* Provided data
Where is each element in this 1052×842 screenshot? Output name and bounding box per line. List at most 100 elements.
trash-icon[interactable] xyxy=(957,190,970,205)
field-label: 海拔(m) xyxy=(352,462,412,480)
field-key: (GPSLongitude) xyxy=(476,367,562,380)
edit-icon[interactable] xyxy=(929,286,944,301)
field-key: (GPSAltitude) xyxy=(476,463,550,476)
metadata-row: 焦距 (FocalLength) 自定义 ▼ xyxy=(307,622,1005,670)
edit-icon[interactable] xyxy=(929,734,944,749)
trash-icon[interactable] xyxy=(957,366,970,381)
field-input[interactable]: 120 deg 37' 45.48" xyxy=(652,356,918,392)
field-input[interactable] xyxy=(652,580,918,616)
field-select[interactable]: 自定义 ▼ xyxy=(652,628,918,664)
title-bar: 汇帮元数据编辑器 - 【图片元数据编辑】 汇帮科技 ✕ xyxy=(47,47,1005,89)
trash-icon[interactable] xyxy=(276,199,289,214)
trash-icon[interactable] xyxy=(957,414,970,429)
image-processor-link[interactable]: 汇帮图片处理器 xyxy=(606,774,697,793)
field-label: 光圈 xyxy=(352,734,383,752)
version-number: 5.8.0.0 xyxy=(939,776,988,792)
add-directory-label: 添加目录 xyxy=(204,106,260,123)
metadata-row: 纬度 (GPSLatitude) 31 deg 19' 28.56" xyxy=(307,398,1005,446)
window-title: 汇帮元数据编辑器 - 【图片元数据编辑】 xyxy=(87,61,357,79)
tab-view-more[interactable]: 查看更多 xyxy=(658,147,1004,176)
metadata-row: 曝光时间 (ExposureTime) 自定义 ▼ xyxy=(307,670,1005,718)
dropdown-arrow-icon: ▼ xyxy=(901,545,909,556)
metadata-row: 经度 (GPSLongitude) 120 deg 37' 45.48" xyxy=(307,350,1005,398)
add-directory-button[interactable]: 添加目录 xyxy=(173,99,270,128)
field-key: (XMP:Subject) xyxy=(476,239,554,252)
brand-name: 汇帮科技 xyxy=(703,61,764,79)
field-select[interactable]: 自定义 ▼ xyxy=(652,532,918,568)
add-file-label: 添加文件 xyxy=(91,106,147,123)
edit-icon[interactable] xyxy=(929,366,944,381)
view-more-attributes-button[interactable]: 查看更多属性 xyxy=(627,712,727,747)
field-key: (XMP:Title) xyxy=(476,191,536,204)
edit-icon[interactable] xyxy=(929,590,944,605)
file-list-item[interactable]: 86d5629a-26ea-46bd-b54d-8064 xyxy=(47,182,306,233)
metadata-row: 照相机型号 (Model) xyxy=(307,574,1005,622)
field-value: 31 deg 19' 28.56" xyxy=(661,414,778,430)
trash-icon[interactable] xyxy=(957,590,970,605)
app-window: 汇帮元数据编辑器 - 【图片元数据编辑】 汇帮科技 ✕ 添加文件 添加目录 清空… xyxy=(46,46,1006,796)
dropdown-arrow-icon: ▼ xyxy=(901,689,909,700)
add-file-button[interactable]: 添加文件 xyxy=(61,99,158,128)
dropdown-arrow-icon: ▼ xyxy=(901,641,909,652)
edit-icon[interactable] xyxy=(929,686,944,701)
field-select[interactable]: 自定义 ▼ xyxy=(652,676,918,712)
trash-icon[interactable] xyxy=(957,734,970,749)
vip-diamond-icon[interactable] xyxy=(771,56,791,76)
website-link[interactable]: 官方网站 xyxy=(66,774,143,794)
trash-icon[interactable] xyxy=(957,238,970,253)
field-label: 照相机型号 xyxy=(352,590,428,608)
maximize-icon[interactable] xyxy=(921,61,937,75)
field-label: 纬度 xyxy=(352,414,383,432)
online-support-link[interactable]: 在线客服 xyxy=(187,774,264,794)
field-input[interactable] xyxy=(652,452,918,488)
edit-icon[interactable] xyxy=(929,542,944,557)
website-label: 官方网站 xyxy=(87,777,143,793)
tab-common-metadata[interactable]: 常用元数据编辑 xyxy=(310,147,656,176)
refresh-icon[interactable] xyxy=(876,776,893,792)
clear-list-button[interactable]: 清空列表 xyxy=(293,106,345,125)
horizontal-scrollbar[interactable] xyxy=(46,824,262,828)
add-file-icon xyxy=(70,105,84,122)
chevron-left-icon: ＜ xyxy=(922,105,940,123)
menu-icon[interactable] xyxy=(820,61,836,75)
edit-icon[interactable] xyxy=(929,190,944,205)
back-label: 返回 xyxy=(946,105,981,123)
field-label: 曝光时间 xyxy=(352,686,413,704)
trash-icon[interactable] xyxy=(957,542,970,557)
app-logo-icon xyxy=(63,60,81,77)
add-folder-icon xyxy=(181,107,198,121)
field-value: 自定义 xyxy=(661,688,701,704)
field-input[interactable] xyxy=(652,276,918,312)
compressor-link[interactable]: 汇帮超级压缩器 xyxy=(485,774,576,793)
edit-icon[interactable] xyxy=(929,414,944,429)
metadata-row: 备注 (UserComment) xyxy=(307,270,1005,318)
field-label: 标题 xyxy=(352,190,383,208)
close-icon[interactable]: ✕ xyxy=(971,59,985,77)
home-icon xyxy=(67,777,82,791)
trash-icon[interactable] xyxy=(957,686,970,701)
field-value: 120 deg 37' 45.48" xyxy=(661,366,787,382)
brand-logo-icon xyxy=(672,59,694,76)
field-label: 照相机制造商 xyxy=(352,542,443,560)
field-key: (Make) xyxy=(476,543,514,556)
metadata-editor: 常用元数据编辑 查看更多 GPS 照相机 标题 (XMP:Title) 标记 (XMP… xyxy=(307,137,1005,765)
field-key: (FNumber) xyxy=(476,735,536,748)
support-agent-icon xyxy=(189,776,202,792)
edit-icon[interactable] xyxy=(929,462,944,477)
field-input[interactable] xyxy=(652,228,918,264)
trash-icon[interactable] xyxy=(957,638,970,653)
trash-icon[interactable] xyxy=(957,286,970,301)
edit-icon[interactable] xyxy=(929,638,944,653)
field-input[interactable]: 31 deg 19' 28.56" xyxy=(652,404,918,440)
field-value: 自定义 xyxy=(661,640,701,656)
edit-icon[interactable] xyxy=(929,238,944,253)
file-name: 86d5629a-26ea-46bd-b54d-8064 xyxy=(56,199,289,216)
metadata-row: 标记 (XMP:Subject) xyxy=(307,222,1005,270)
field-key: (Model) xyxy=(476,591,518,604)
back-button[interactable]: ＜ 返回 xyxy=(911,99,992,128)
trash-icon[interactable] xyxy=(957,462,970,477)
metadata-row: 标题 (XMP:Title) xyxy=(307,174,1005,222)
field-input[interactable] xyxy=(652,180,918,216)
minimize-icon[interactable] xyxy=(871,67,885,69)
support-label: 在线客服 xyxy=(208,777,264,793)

* Instructions for the task
Reproduce the stretch of the data from its start through the line containing "tab-view-more[interactable]: 查看更多 xyxy=(658,147,1004,176)", substituting "delete-icon" for every occurrence of "trash-icon" and leaving everything else unchanged.

* Result for this task
Where is each element in this 1052×842 screenshot? Output name and bounding box per line. List at most 100 elements.
delete-icon[interactable] xyxy=(957,190,970,205)
field-label: 海拔(m) xyxy=(352,462,412,480)
field-key: (GPSLongitude) xyxy=(476,367,562,380)
edit-icon[interactable] xyxy=(929,286,944,301)
field-key: (GPSAltitude) xyxy=(476,463,550,476)
metadata-row: 焦距 (FocalLength) 自定义 ▼ xyxy=(307,622,1005,670)
edit-icon[interactable] xyxy=(929,734,944,749)
delete-icon[interactable] xyxy=(957,366,970,381)
field-input[interactable]: 120 deg 37' 45.48" xyxy=(652,356,918,392)
field-input[interactable] xyxy=(652,580,918,616)
field-select[interactable]: 自定义 ▼ xyxy=(652,628,918,664)
title-bar: 汇帮元数据编辑器 - 【图片元数据编辑】 汇帮科技 ✕ xyxy=(47,47,1005,89)
delete-icon[interactable] xyxy=(276,199,289,214)
delete-icon[interactable] xyxy=(957,414,970,429)
image-processor-link[interactable]: 汇帮图片处理器 xyxy=(606,774,697,793)
field-label: 光圈 xyxy=(352,734,383,752)
version-number: 5.8.0.0 xyxy=(939,776,988,792)
add-directory-label: 添加目录 xyxy=(204,106,260,123)
metadata-row: 纬度 (GPSLatitude) 31 deg 19' 28.56" xyxy=(307,398,1005,446)
window-title: 汇帮元数据编辑器 - 【图片元数据编辑】 xyxy=(87,61,357,79)
tab-view-more[interactable]: 查看更多 xyxy=(658,147,1004,176)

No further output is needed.